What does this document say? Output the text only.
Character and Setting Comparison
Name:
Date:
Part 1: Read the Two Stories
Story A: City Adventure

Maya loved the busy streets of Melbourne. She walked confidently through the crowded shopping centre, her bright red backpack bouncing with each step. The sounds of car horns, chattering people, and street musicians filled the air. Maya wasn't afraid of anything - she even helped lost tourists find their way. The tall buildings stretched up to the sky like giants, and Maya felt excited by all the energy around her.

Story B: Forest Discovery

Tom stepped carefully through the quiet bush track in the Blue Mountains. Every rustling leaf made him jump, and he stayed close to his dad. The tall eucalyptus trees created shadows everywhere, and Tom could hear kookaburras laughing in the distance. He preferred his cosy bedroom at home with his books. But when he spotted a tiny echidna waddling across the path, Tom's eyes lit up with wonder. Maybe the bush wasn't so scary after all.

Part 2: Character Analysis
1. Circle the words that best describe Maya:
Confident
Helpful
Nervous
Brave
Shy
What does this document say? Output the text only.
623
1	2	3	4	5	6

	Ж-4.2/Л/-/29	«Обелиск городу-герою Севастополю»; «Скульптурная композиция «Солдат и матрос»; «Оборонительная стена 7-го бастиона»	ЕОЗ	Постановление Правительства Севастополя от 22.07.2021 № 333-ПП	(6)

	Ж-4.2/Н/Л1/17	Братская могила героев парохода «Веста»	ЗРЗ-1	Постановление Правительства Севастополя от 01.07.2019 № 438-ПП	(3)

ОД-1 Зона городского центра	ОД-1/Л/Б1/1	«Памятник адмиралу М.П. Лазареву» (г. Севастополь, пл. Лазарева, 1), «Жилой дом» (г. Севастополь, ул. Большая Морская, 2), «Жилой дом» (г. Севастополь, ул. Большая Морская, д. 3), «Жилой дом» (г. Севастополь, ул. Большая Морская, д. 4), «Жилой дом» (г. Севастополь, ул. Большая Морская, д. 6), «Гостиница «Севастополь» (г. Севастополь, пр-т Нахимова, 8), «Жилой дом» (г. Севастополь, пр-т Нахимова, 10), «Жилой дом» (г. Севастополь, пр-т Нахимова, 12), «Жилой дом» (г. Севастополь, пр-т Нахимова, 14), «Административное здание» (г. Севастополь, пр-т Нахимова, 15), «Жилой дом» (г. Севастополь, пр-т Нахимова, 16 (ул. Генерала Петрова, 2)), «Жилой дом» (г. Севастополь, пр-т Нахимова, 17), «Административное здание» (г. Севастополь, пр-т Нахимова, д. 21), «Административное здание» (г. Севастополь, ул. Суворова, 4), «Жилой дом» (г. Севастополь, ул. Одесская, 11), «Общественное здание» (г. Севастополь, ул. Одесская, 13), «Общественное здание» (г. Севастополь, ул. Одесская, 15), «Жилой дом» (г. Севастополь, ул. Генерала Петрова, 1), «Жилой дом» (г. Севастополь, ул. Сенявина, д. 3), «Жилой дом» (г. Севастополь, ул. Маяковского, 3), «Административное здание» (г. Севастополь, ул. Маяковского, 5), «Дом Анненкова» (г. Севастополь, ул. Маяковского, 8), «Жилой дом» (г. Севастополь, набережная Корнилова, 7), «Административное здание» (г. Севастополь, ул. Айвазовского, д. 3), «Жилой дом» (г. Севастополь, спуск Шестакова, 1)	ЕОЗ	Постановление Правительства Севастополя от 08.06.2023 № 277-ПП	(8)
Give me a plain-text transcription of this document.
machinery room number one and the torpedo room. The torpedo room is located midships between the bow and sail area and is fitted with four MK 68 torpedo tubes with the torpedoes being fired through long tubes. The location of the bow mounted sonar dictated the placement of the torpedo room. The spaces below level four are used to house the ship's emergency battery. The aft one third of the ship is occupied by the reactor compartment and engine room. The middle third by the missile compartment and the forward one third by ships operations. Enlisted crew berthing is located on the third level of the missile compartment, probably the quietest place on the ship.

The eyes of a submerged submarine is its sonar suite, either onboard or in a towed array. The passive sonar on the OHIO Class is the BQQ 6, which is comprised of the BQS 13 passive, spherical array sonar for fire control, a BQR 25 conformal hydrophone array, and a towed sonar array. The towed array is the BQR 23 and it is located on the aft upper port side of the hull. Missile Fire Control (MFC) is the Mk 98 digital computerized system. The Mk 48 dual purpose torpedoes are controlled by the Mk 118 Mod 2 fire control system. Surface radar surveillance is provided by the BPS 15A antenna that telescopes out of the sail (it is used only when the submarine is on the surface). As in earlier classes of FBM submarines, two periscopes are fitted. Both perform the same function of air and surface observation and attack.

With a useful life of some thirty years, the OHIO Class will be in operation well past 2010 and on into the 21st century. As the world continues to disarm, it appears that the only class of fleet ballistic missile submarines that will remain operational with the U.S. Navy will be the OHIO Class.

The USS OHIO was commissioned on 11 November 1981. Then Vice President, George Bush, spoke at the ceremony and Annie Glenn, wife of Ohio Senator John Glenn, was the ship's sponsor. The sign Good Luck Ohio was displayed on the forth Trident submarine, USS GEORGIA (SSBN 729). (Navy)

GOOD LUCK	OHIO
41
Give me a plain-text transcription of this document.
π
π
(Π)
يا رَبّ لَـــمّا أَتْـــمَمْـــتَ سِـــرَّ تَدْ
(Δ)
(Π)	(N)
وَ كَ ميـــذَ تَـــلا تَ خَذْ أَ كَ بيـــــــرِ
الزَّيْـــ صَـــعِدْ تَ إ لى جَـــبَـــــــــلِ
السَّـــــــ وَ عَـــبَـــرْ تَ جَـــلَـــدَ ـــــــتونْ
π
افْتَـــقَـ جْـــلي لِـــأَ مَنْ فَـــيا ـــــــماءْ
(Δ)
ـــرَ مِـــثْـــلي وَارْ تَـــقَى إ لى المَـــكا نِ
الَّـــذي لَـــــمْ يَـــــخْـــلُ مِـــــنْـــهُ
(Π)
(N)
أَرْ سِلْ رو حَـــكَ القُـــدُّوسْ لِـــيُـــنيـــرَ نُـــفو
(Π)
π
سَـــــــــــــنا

* PROBLEM TO SOLVE
Identify which lines contain the word "tall" and copy each one.

* FINISHED TASK
Maya loved the busy streets of Melbourne. She walked confidently through the crowded shopping centre, her bright red backpack bouncing with each step. The sounds of car horns, chattering people, and street musicians filled the air. Maya wasn't afraid of anything - she even helped lost tourists find their way. The tall buildings stretched up to the sky like giants, and Maya felt excited by all the energy around her.
Tom stepped carefully through the quiet bush track in the Blue Mountains. Every rustling leaf made him jump, and he stayed close to his dad. The tall eucalyptus trees created shadows everywhere, and Tom could hear kookaburras laughing in the distance. He preferred his cosy bedroom at home with his books. But when he spotted a tiny echidna waddling across the path, Tom's eyes lit up with wonder. Maybe the bush wasn't so scary after all.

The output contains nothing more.